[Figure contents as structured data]
>> START

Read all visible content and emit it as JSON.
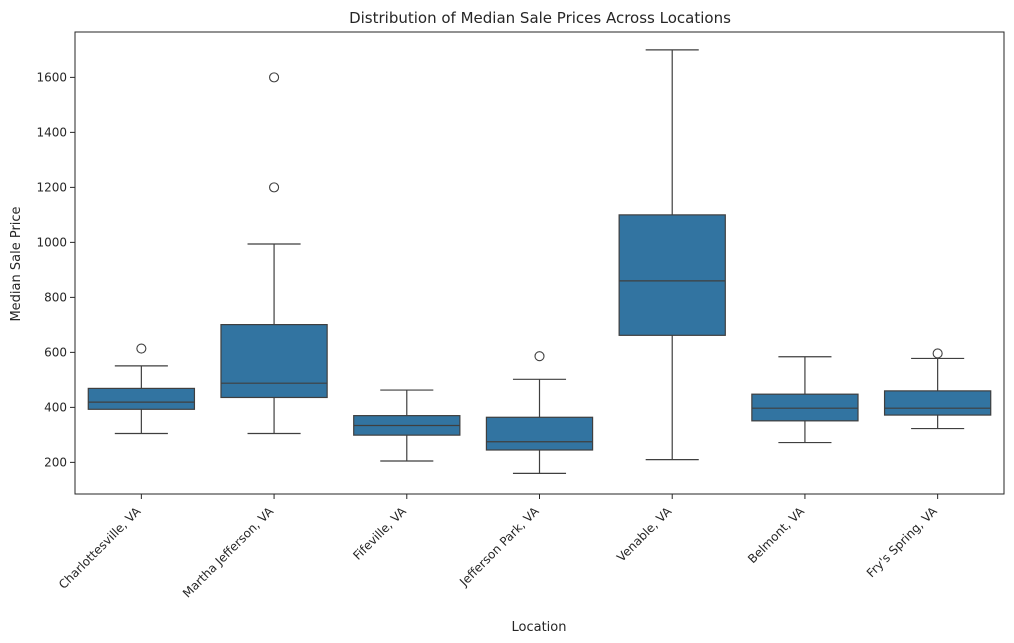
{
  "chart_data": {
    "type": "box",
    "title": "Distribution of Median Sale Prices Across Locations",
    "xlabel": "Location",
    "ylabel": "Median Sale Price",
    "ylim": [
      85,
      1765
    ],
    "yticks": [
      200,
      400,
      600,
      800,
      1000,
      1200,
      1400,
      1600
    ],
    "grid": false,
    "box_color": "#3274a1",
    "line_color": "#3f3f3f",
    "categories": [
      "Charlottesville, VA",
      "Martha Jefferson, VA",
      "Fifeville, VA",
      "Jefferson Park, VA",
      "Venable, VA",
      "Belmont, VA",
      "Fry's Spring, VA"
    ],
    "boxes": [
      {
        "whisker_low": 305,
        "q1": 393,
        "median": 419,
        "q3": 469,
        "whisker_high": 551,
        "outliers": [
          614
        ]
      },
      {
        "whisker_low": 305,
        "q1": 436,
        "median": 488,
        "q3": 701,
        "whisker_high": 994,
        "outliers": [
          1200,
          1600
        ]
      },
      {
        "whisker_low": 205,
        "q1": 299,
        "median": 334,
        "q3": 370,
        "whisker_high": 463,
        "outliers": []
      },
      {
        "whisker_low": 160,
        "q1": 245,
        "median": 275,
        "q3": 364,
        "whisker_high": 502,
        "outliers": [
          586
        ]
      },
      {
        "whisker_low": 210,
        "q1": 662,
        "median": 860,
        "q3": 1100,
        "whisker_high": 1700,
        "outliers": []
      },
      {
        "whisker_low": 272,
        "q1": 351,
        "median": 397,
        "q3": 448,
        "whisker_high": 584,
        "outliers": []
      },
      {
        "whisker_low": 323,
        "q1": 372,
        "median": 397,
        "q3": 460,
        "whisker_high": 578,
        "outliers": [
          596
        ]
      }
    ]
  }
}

>> END

(GOAL OF THE EXERCISE):
Write out each line of the data exactly; the images should be left out.

(RESULT FOR THIS EXERCISE):
Read all visible content and emit it as JSON.
{
  "chart_data": {
    "type": "box",
    "title": "Distribution of Median Sale Prices Across Locations",
    "xlabel": "Location",
    "ylabel": "Median Sale Price",
    "ylim": [
      85,
      1765
    ],
    "yticks": [
      200,
      400,
      600,
      800,
      1000,
      1200,
      1400,
      1600
    ],
    "grid": false,
    "box_color": "#3274a1",
    "line_color": "#3f3f3f",
    "categories": [
      "Charlottesville, VA",
      "Martha Jefferson, VA",
      "Fifeville, VA",
      "Jefferson Park, VA",
      "Venable, VA",
      "Belmont, VA",
      "Fry's Spring, VA"
    ],
    "boxes": [
      {
        "whisker_low": 305,
        "q1": 393,
        "median": 419,
        "q3": 469,
        "whisker_high": 551,
        "outliers": [
          614
        ]
      },
      {
        "whisker_low": 305,
        "q1": 436,
        "median": 488,
        "q3": 701,
        "whisker_high": 994,
        "outliers": [
          1200,
          1600
        ]
      },
      {
        "whisker_low": 205,
        "q1": 299,
        "median": 334,
        "q3": 370,
        "whisker_high": 463,
        "outliers": []
      },
      {
        "whisker_low": 160,
        "q1": 245,
        "median": 275,
        "q3": 364,
        "whisker_high": 502,
        "outliers": [
          586
        ]
      },
      {
        "whisker_low": 210,
        "q1": 662,
        "median": 860,
        "q3": 1100,
        "whisker_high": 1700,
        "outliers": []
      },
      {
        "whisker_low": 272,
        "q1": 351,
        "median": 397,
        "q3": 448,
        "whisker_high": 584,
        "outliers": []
      },
      {
        "whisker_low": 323,
        "q1": 372,
        "median": 397,
        "q3": 460,
        "whisker_high": 578,
        "outliers": [
          596
        ]
      }
    ]
  }
}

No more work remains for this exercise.